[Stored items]
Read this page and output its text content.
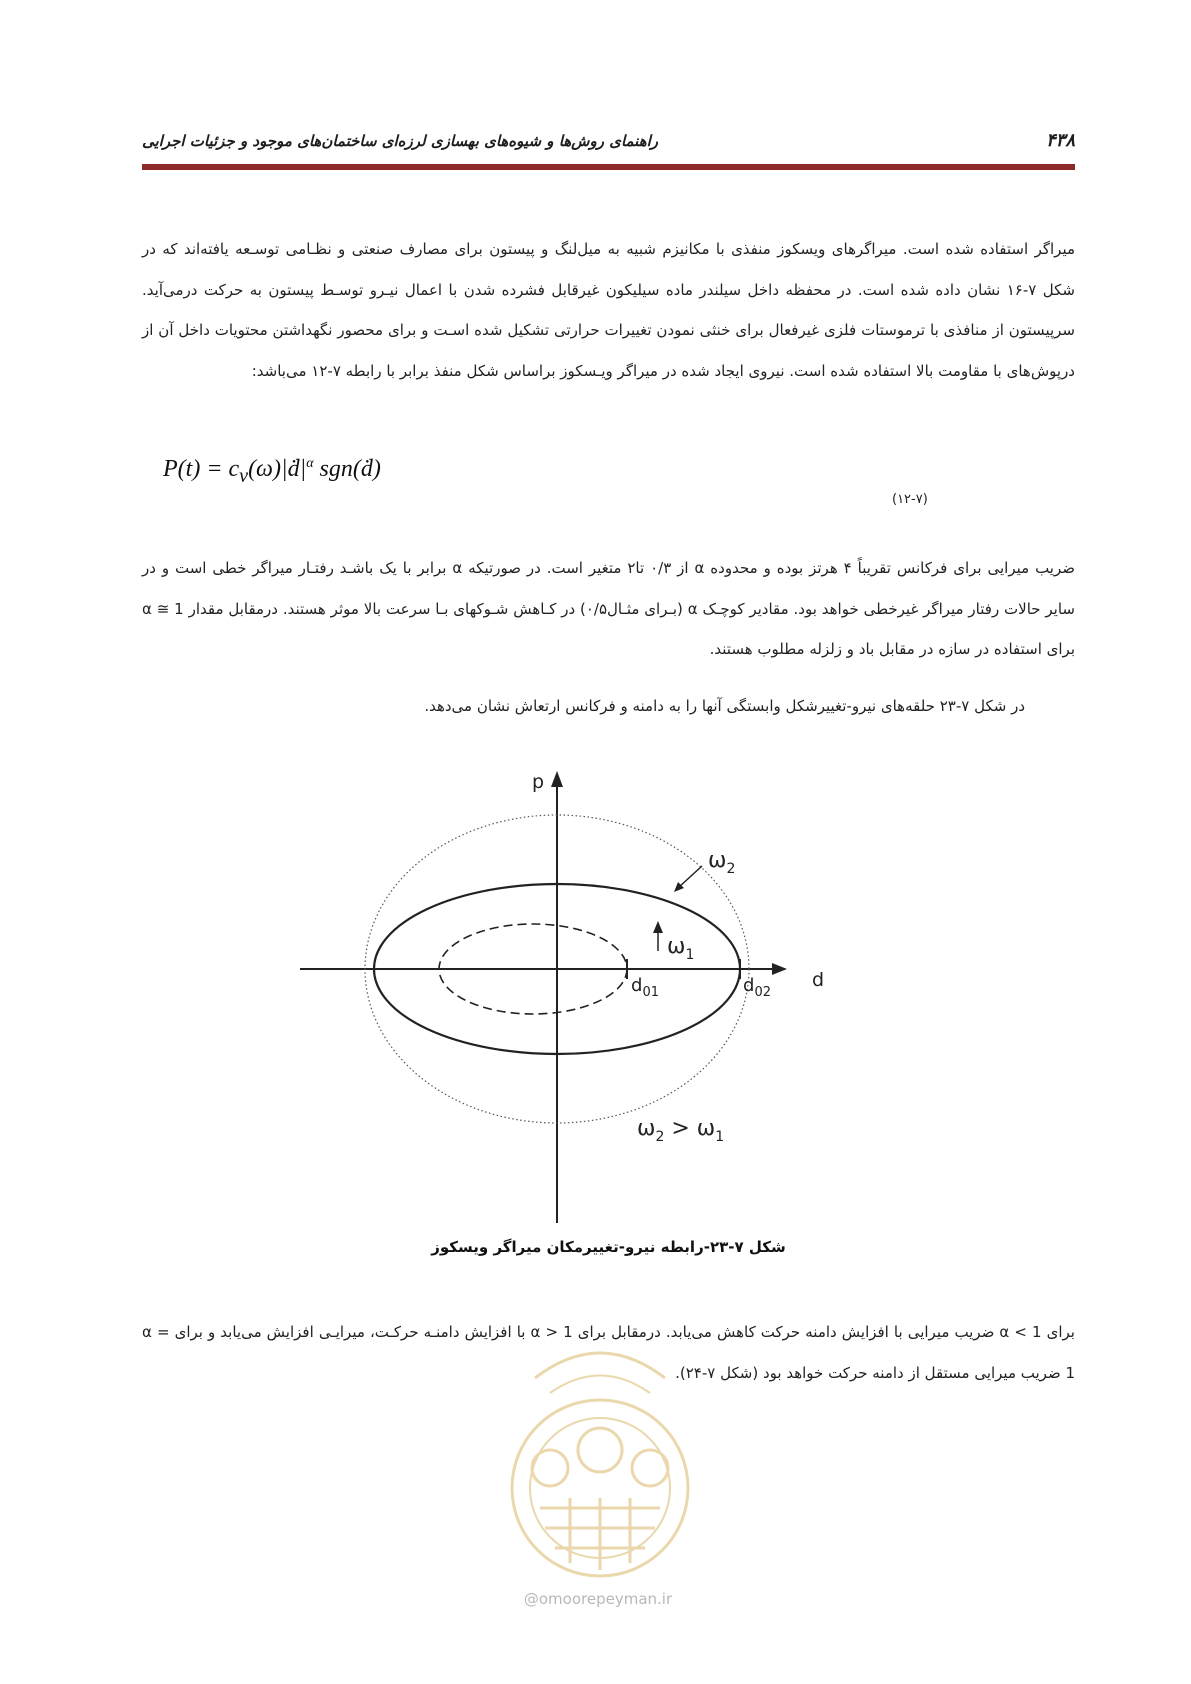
راهنمای روش‌ها و شیوه‌های بهسازی لرزه‌ای ساختمان‌های موجود و جزئیات اجرایی	۴۳۸
میراگر استفاده شده است. میراگرهای ویسکوز منفذی با مکانیزم شبیه به میل‌لنگ و پیستون برای مصارف صنعتی و نظـامی توسـعه یافته‌اند که در شکل ۷-۱۶ نشان داده شده است. در محفظه داخل سیلندر ماده سیلیکون غیرقابل فشرده شدن با اعمال نیـرو توسـط پیستون به حرکت درمی‌آید. سرپیستون از منافذی با ترموستات فلزی غیرفعال برای خنثی نمودن تغییرات حرارتی تشکیل شده اسـت و برای محصور نگهداشتن محتویات داخل آن از درپوش‌های با مقاومت بالا استفاده شده است. نیروی ایجاد شده در میراگر ویـسکوز براساس شکل منفذ برابر با رابطه ۷-۱۲ می‌باشد:
$P(t) = c_v(\omega)|ḋ|^\alpha$ sgn(ḋ)
(۱۲-۷)
ضریب میرایی برای فرکانس تقریباً ۴ هرتز بوده و محدوده α از ۰/۳ تا۲ متغیر است. در صورتیکه α برابر با یک باشـد رفتـار میراگر خطی است و در سایر حالات رفتار میراگر غیرخطی خواهد بود. مقادیر کوچـک α (بـرای مثـال۰/۵) در کـاهش شـوکهای بـا سرعت بالا موثر هستند. درمقابل مقدار α ≅ 1 برای استفاده در سازه در مقابل باد و زلزله مطلوب هستند.
در شکل ۷-۲۳ حلقه‌های نیرو-تغییرشکل وابستگی آنها را به دامنه و فرکانس ارتعاش نشان می‌دهد.
p
d
$\omega_2$
$\omega_1$
$d_{01}$	$d_{02}$
$\omega_2 > \omega_1$
شکل ۷-۲۳-رابطه نیرو-تغییرمکان میراگر ویسکوز
برای α < 1 ضریب میرایی با افزایش دامنه حرکت کاهش می‌یابد. درمقابل برای α > 1 با افزایش دامنـه حرکـت، میرایـی افزایش می‌یابد و برای α = 1 ضریب میرایی مستقل از دامنه حرکت خواهد بود (شکل ۷-۲۴).
@omoorepeyman.ir
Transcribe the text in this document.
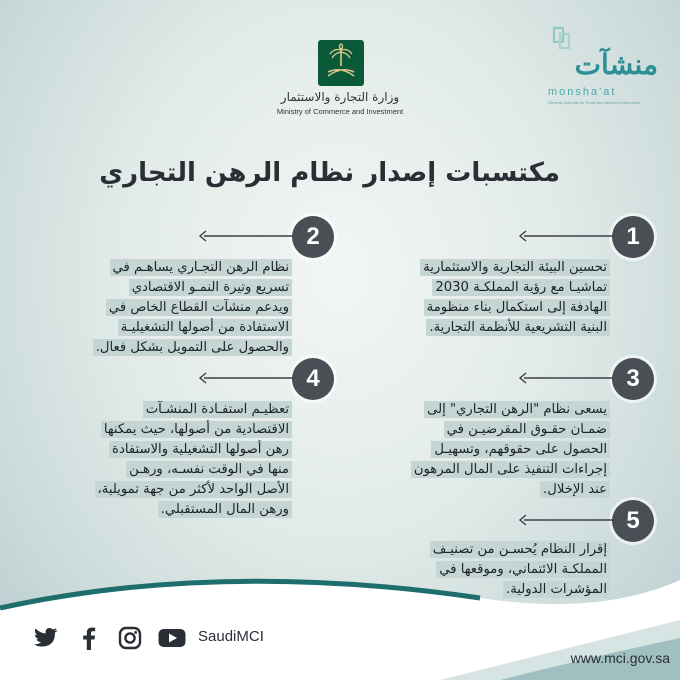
وزارة التجارة والاستثمار
Ministry of Commerce and Investment
منشآت
monsha'at
General Authority for Small and Medium Enterprises
مكتسبات إصدار نظام الرهن التجاري
1
تحسين البيئة التجارية والاستثمارية
تماشيـا مع رؤية المملكـة 2030
الهادفة إلى استكمال بناء منظومة
البنية التشريعية للأنظمة التجارية.
2
نظام الرهن التجـاري يساهـم في
تسريع وتيرة النمـو الاقتصادي
ويدعم منشآت القطاع الخاص في
الاستفادة من أصولها التشغيليـة
والحصول على التمويل بشكل فعال.
3
يسعى نظام "الرهن التجاري" إلى
ضمـان حقـوق المقرضيـن في
الحصول على حقوقهم، وتسهيـل
إجراءات التنفيذ على المال المرهون
عند الإخلال.
4
تعظيـم استفـادة المنشـآت
الاقتصادية من أصولها، حيث يمكنها
رهن أصولها التشغيلية والاستفادة
منها في الوقت نفسـه، ورهـن
الأصل الواحد لأكثر من جهة تمويلية،
ورهن المال المستقبلي.	5
إقرار النظام يُحسـن من تصنيـف
المملكـة الائتماني، وموقعها في
المؤشرات الدولية.
SaudiMCI
www.mci.gov.sa
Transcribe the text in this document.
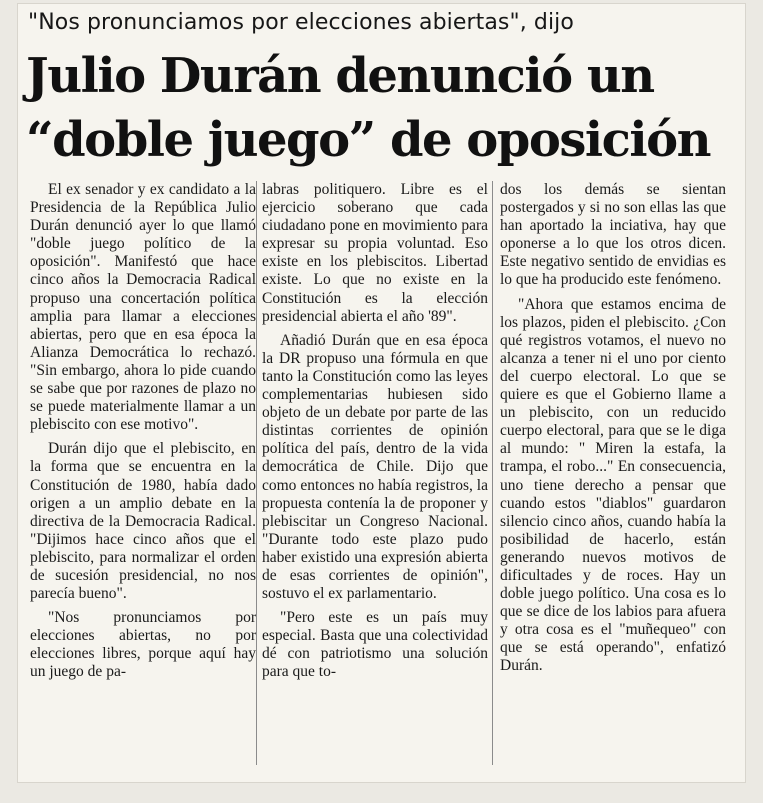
"Nos pronunciamos por elecciones abiertas", dijo
Julio Durán denunció un
“doble juego” de oposición

El ex senador y ex candidato a la Presidencia de la República Julio Durán denunció ayer lo que llamó "doble juego político de la oposición". Manifestó que hace cinco años la Democracia Radical propuso una concertación política amplia para llamar a elecciones abiertas, pero que en esa época la Alianza Democrática lo rechazó. "Sin embargo, ahora lo pide cuando se sabe que por razones de plazo no se puede materialmente llamar a un plebiscito con ese motivo".

Durán dijo que el plebiscito, en la forma que se encuentra en la Constitución de 1980, había dado origen a un amplio debate en la directiva de la Democracia Radical. "Dijimos hace cinco años que el plebiscito, para normalizar el orden de sucesión presidencial, no nos parecía bueno".

"Nos pronunciamos por elecciones abiertas, no por elecciones libres, porque aquí hay un juego de pa-

labras politiquero. Libre es el ejercicio soberano que cada ciudadano pone en movimiento para expresar su propia voluntad. Eso existe en los plebiscitos. Libertad existe. Lo que no existe en la Constitución es la elección presidencial abierta el año '89".

Añadió Durán que en esa época la DR propuso una fórmula en que tanto la Constitución como las leyes complementarias hubiesen sido objeto de un debate por parte de las distintas corrientes de opinión política del país, dentro de la vida democrática de Chile. Dijo que como entonces no había registros, la propuesta contenía la de proponer y plebiscitar un Congreso Nacional. "Durante todo este plazo pudo haber existido una expresión abierta de esas corrientes de opinión", sostuvo el ex parlamentario.

"Pero este es un país muy especial. Basta que una colectividad dé con patriotismo una solución para que to-

dos los demás se sientan postergados y si no son ellas las que han aportado la inciativa, hay que oponerse a lo que los otros dicen. Este negativo sentido de envidias es lo que ha producido este fenómeno.

"Ahora que estamos encima de los plazos, piden el plebiscito. ¿Con qué registros votamos, el nuevo no alcanza a tener ni el uno por ciento del cuerpo electoral. Lo que se quiere es que el Gobierno llame a un plebiscito, con un reducido cuerpo electoral, para que se le diga al mundo: " Miren la estafa, la trampa, el robo..." En consecuencia, uno tiene derecho a pensar que cuando estos "diablos" guardaron silencio cinco años, cuando había la posibilidad de hacerlo, están generando nuevos motivos de dificultades y de roces. Hay un doble juego político. Una cosa es lo que se dice de los labios para afuera y otra cosa es el "muñequeo" con que se está operando", enfatizó Durán.
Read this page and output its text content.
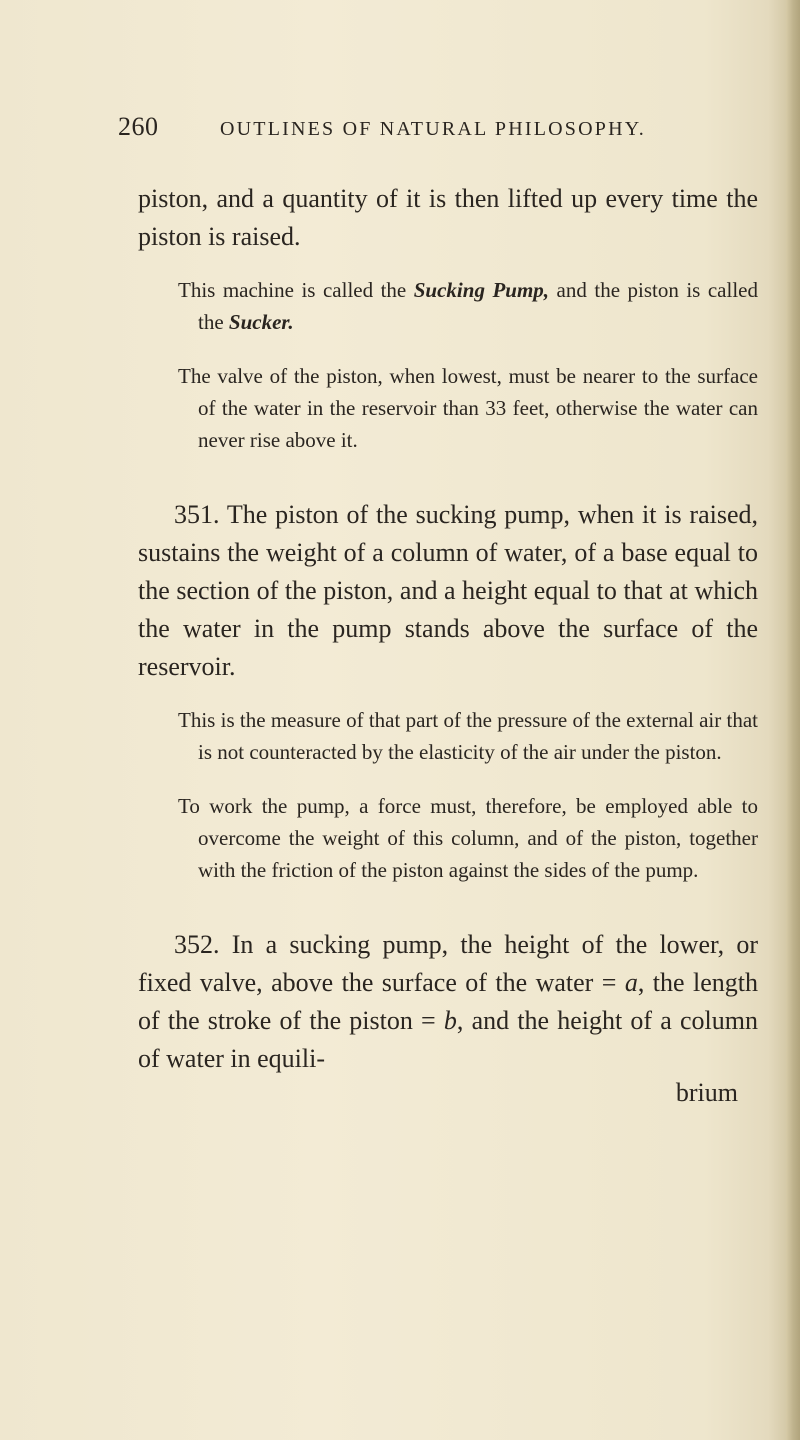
260	OUTLINES OF NATURAL PHILOSOPHY.

piston, and a quantity of it is then lifted up every time the piston is raised.

This machine is called the Sucking Pump, and the piston is called the Sucker.

The valve of the piston, when lowest, must be nearer to the surface of the water in the reservoir than 33 feet, otherwise the water can never rise above it.

351. The piston of the sucking pump, when it is raised, sustains the weight of a column of water, of a base equal to the section of the piston, and a height equal to that at which the water in the pump stands above the surface of the reservoir.

This is the measure of that part of the pressure of the external air that is not counteracted by the elasticity of the air under the piston.

To work the pump, a force must, therefore, be employed able to overcome the weight of this column, and of the piston, together with the friction of the piston against the sides of the pump.

352. In a sucking pump, the height of the lower, or fixed valve, above the surface of the water = a, the length of the stroke of the piston = b, and the height of a column of water in equili-

brium
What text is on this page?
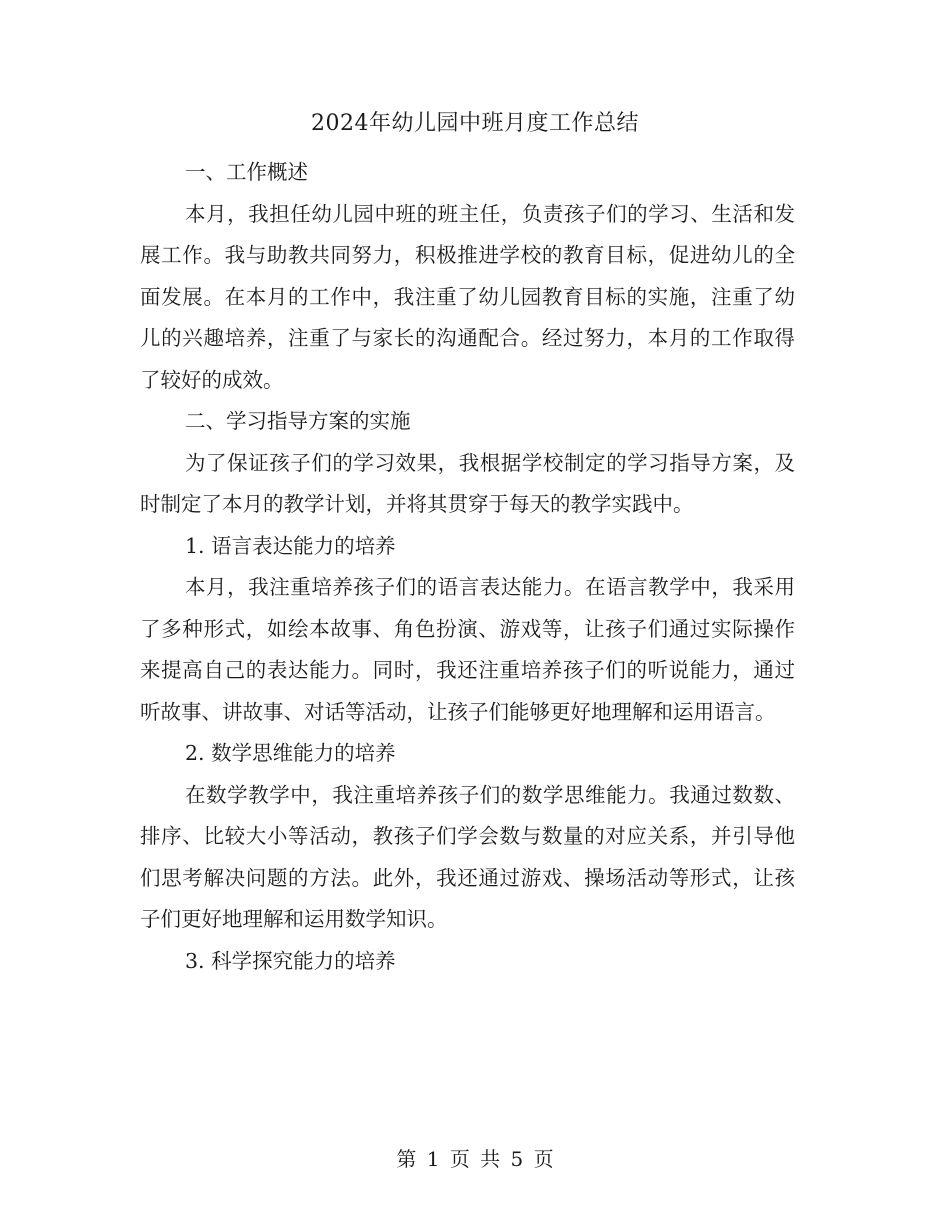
2024年幼儿园中班月度工作总结

一、工作概述

本月，我担任幼儿园中班的班主任，负责孩子们的学习、生活和发展工作。我与助教共同努力，积极推进学校的教育目标，促进幼儿的全面发展。在本月的工作中，我注重了幼儿园教育目标的实施，注重了幼儿的兴趣培养，注重了与家长的沟通配合。经过努力，本月的工作取得了较好的成效。

二、学习指导方案的实施

为了保证孩子们的学习效果，我根据学校制定的学习指导方案，及时制定了本月的教学计划，并将其贯穿于每天的教学实践中。

1. 语言表达能力的培养

本月，我注重培养孩子们的语言表达能力。在语言教学中，我采用了多种形式，如绘本故事、角色扮演、游戏等，让孩子们通过实际操作来提高自己的表达能力。同时，我还注重培养孩子们的听说能力，通过听故事、讲故事、对话等活动，让孩子们能够更好地理解和运用语言。

2. 数学思维能力的培养

在数学教学中，我注重培养孩子们的数学思维能力。我通过数数、排序、比较大小等活动，教孩子们学会数与数量的对应关系，并引导他们思考解决问题的方法。此外，我还通过游戏、操场活动等形式，让孩子们更好地理解和运用数学知识。

3. 科学探究能力的培养

第 1 页 共 5 页
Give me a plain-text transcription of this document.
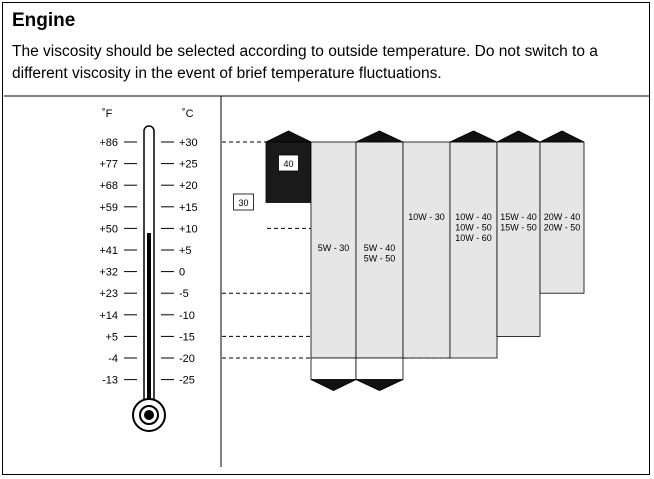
Engine

The viscosity should be selected according to outside temperature. Do not switch to a different viscosity in the event of brief temperature fluctuations.

˚F	˚C
+86
+77
+68
+59
+50
+41
+32
+23
+14
+5
-4
-13
+30
+25
+20
+15
+10
+5
0
-5
-10
-15
-20
-25
30
40
5W - 30 5W - 40 5W - 50
10W - 30 10W - 40 10W - 50 10W - 60
15W - 40 15W - 50
20W - 40 20W - 50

EXERCISE AIM: Select all lines in the listing above where the word "فرکانس" appears, and show them.

RESULT:
ضریب میرایی برای فرکانس تقریباً ۴ هرتز بوده و محدوده α از ۰/۳ تا۲ متغیر است. در صورتیکه α برابر با یک باشـد رفتـار میراگر خطی است و در سایر حالات رفتار میراگر غیرخطی خواهد بود. مقادیر کوچـک α (بـرای مثـال۰/۵) در کـاهش شـوکهای بـا سرعت بالا موثر هستند. درمقابل مقدار α ≅ 1 برای استفاده در سازه در مقابل باد و زلزله مطلوب هستند.
در شکل ۷-۲۳ حلقه‌های نیرو-تغییرشکل وابستگی آنها را به دامنه و فرکانس ارتعاش نشان می‌دهد.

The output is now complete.